Task details: Counting only lines that hold "зависимости", give the total and nothing more.
※
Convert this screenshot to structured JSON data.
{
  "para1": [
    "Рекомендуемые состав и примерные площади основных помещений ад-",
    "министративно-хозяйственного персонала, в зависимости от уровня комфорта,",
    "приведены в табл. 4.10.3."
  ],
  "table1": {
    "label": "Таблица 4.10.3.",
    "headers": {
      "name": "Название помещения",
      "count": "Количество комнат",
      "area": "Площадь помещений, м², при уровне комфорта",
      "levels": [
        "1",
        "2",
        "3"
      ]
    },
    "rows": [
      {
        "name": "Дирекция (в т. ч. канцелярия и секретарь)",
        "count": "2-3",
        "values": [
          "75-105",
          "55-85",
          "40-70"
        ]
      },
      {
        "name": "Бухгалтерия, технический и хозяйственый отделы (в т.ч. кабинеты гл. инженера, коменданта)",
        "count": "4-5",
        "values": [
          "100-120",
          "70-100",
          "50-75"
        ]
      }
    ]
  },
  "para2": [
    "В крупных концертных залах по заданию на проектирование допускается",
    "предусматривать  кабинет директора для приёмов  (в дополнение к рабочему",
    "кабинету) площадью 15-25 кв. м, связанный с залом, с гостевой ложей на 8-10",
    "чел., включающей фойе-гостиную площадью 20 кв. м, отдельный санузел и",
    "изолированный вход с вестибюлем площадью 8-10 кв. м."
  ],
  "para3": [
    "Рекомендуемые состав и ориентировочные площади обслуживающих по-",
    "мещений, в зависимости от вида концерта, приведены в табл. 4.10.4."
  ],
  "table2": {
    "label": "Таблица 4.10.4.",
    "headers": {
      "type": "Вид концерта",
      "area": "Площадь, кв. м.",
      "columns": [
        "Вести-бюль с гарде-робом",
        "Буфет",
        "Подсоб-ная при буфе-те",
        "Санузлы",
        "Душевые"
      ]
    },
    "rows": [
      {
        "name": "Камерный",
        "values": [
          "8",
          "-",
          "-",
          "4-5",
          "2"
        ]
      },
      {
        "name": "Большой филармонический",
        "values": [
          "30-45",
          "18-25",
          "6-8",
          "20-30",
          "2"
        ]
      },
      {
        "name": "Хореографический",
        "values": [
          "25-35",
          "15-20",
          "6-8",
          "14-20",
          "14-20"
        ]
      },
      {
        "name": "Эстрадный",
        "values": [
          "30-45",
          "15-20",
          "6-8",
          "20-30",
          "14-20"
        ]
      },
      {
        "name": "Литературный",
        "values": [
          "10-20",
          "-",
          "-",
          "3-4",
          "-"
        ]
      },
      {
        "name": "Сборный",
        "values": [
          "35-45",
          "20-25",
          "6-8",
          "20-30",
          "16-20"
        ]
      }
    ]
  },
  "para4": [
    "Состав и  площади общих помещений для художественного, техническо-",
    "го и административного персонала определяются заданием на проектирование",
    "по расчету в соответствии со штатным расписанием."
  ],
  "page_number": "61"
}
※
Written answer: 2